▸ Short exercise: Determine how many lines of the records include "杭州市中级人民法院", and answer with the number alone.

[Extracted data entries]
++++++++++++++++++++

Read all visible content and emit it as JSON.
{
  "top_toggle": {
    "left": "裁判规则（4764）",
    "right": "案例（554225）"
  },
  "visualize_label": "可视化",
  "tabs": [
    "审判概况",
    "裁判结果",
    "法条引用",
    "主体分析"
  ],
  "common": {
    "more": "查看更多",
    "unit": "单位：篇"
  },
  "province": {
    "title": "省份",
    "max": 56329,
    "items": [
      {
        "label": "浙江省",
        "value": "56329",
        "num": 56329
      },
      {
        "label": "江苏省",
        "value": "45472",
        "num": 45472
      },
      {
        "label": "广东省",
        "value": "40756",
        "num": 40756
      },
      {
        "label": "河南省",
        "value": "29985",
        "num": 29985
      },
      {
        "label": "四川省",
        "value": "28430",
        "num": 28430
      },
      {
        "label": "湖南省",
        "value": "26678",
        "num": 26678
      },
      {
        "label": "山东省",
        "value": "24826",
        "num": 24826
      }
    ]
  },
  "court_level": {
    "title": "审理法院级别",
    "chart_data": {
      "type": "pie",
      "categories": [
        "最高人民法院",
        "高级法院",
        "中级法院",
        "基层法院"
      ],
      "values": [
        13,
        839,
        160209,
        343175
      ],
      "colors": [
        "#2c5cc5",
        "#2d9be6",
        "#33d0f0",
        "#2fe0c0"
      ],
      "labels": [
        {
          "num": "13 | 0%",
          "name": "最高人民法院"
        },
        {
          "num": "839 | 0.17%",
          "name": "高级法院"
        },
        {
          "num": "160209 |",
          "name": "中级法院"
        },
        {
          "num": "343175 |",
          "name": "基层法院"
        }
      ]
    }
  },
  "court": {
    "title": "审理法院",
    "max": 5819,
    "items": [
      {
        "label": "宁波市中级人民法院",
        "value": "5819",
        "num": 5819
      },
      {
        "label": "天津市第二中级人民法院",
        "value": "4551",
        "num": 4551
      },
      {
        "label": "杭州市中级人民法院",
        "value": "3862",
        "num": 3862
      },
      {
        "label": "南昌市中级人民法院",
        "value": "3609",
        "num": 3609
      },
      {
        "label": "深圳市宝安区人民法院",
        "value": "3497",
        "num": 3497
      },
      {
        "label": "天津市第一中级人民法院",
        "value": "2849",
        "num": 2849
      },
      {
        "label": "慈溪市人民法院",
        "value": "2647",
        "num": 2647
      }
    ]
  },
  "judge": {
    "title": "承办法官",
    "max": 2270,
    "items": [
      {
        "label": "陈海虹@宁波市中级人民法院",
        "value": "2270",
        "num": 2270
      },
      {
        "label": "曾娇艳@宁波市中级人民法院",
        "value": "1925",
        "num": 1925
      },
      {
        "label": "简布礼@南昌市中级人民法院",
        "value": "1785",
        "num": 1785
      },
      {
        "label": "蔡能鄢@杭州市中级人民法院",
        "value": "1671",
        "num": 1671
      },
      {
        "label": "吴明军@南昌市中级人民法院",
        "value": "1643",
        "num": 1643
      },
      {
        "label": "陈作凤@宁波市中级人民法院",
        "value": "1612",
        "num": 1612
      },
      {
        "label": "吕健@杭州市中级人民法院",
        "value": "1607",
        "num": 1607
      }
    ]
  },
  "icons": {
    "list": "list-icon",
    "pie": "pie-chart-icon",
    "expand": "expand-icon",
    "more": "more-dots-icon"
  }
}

++++++++++++++++++++

▸ Exercise output: 3